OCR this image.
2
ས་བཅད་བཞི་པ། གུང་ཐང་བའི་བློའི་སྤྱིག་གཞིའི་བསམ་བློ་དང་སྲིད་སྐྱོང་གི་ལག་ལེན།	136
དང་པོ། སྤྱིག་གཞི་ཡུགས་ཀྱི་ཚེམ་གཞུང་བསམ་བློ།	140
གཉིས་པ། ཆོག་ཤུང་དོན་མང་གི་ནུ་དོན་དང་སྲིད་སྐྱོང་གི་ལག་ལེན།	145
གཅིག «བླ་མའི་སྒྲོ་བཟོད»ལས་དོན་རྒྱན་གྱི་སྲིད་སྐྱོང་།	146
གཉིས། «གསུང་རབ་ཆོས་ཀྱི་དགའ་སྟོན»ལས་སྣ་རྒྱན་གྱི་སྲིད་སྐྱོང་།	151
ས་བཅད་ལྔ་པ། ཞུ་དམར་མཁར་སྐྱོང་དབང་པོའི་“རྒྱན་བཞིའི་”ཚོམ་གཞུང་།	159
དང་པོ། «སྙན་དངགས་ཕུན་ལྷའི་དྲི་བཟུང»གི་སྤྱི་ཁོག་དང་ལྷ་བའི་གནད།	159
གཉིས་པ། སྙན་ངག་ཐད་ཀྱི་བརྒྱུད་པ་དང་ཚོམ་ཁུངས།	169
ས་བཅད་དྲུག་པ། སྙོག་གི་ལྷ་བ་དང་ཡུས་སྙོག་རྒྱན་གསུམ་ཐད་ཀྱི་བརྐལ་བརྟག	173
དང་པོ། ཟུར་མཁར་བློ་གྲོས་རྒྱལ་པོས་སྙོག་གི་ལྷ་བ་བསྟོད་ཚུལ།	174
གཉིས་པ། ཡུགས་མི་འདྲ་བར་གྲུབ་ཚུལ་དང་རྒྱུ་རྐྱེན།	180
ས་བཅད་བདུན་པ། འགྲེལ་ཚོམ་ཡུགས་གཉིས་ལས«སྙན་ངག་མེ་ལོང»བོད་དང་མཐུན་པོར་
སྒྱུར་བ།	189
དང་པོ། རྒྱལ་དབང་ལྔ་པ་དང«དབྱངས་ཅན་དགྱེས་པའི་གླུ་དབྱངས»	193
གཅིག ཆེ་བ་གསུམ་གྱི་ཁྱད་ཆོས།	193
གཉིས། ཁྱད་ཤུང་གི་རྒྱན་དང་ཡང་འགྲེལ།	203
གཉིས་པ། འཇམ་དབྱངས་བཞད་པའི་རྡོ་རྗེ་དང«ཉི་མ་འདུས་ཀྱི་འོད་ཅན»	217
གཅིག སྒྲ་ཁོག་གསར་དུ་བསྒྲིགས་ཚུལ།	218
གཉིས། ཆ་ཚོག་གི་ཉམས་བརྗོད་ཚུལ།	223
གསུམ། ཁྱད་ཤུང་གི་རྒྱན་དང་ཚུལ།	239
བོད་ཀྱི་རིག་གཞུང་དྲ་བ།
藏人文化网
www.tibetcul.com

◆ **WRITTEN TASK**: Repeat the data exactly. Leave nothing out.

◆ **SOLUTION FOR THIS TASK**:
OCR this image.
2
ས་བཅད་བཞི་པ། གུང་ཐང་བའི་བློའི་སྤྱིག་གཞིའི་བསམ་བློ་དང་སྲིད་སྐྱོང་གི་ལག་ལེན།	136
དང་པོ། སྤྱིག་གཞི་ཡུགས་ཀྱི་ཚེམ་གཞུང་བསམ་བློ།	140
གཉིས་པ། ཆོག་ཤུང་དོན་མང་གི་ནུ་དོན་དང་སྲིད་སྐྱོང་གི་ལག་ལེན།	145
གཅིག «བླ་མའི་སྒྲོ་བཟོད»ལས་དོན་རྒྱན་གྱི་སྲིད་སྐྱོང་།	146
གཉིས། «གསུང་རབ་ཆོས་ཀྱི་དགའ་སྟོན»ལས་སྣ་རྒྱན་གྱི་སྲིད་སྐྱོང་།	151
ས་བཅད་ལྔ་པ། ཞུ་དམར་མཁར་སྐྱོང་དབང་པོའི་“རྒྱན་བཞིའི་”ཚོམ་གཞུང་།	159
དང་པོ། «སྙན་དངགས་ཕུན་ལྷའི་དྲི་བཟུང»གི་སྤྱི་ཁོག་དང་ལྷ་བའི་གནད།	159
གཉིས་པ། སྙན་ངག་ཐད་ཀྱི་བརྒྱུད་པ་དང་ཚོམ་ཁུངས།	169
ས་བཅད་དྲུག་པ། སྙོག་གི་ལྷ་བ་དང་ཡུས་སྙོག་རྒྱན་གསུམ་ཐད་ཀྱི་བརྐལ་བརྟག	173
དང་པོ། ཟུར་མཁར་བློ་གྲོས་རྒྱལ་པོས་སྙོག་གི་ལྷ་བ་བསྟོད་ཚུལ།	174
གཉིས་པ། ཡུགས་མི་འདྲ་བར་གྲུབ་ཚུལ་དང་རྒྱུ་རྐྱེན།	180
ས་བཅད་བདུན་པ། འགྲེལ་ཚོམ་ཡུགས་གཉིས་ལས«སྙན་ངག་མེ་ལོང»བོད་དང་མཐུན་པོར་
སྒྱུར་བ།	189
དང་པོ། རྒྱལ་དབང་ལྔ་པ་དང«དབྱངས་ཅན་དགྱེས་པའི་གླུ་དབྱངས»	193
གཅིག ཆེ་བ་གསུམ་གྱི་ཁྱད་ཆོས།	193
གཉིས། ཁྱད་ཤུང་གི་རྒྱན་དང་ཡང་འགྲེལ།	203
གཉིས་པ། འཇམ་དབྱངས་བཞད་པའི་རྡོ་རྗེ་དང«ཉི་མ་འདུས་ཀྱི་འོད་ཅན»	217
གཅིག སྒྲ་ཁོག་གསར་དུ་བསྒྲིགས་ཚུལ།	218
གཉིས། ཆ་ཚོག་གི་ཉམས་བརྗོད་ཚུལ།	223
གསུམ། ཁྱད་ཤུང་གི་རྒྱན་དང་ཚུལ།	239
བོད་ཀྱི་རིག་གཞུང་དྲ་བ།
藏人文化网
www.tibetcul.com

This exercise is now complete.